■ To do:
List each line of the data in which the string "记念刘和珍君" appears.

Stored data entries:

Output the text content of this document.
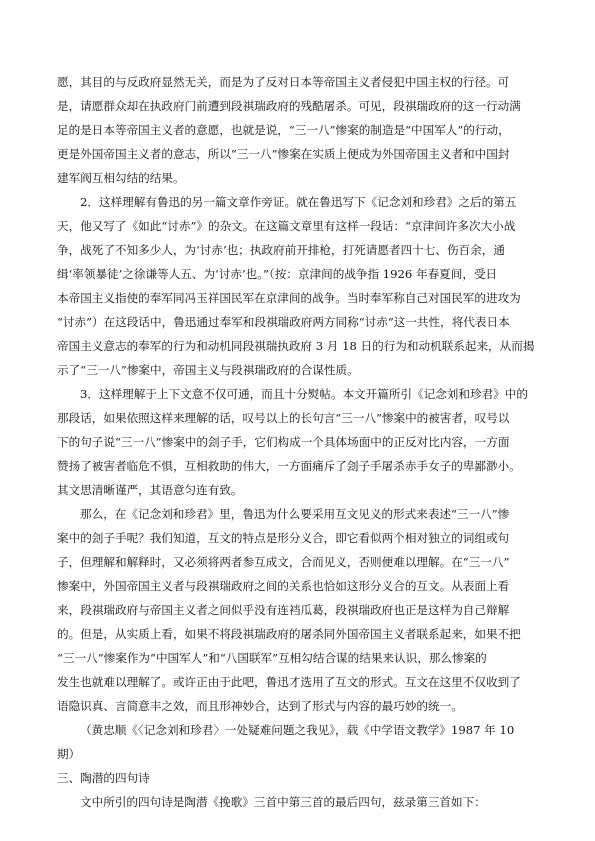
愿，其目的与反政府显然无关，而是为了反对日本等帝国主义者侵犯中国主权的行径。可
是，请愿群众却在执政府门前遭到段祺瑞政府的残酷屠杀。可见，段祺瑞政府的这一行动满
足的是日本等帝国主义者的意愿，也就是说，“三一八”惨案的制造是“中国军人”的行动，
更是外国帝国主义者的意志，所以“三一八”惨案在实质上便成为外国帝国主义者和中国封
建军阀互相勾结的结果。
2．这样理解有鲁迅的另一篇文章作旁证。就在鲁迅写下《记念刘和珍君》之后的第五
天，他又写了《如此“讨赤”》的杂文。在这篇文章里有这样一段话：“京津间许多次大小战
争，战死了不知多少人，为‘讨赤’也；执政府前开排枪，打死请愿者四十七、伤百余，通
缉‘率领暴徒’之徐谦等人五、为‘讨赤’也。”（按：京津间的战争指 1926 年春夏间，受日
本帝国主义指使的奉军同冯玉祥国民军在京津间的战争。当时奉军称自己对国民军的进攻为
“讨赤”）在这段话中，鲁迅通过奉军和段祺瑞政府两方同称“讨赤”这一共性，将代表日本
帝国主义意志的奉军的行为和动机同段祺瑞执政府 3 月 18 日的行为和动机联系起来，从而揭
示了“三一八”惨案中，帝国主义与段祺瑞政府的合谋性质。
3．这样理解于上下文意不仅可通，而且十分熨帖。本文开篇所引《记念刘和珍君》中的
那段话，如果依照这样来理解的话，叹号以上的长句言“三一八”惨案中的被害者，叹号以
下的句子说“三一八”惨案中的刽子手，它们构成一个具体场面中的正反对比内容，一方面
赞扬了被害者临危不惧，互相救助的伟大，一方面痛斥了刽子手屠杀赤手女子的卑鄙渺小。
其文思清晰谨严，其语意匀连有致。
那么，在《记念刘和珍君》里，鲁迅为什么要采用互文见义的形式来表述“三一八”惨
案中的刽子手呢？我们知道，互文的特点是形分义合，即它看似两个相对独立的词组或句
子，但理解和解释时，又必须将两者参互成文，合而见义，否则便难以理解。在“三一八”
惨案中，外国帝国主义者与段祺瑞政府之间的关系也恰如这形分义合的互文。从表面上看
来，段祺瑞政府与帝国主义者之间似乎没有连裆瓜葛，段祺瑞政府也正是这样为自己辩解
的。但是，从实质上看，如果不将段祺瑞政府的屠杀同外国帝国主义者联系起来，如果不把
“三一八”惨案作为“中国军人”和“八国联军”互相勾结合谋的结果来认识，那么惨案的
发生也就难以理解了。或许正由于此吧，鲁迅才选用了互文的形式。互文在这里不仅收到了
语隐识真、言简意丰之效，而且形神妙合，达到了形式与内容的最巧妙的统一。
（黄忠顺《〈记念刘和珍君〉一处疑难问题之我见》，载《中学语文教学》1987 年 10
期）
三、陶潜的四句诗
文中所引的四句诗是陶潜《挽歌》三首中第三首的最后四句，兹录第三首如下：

■ Solution to the exercise:
2．这样理解有鲁迅的另一篇文章作旁证。就在鲁迅写下《记念刘和珍君》之后的第五
3．这样理解于上下文意不仅可通，而且十分熨帖。本文开篇所引《记念刘和珍君》中的
那么，在《记念刘和珍君》里，鲁迅为什么要采用互文见义的形式来表述“三一八”惨
（黄忠顺《〈记念刘和珍君〉一处疑难问题之我见》，载《中学语文教学》1987 年 10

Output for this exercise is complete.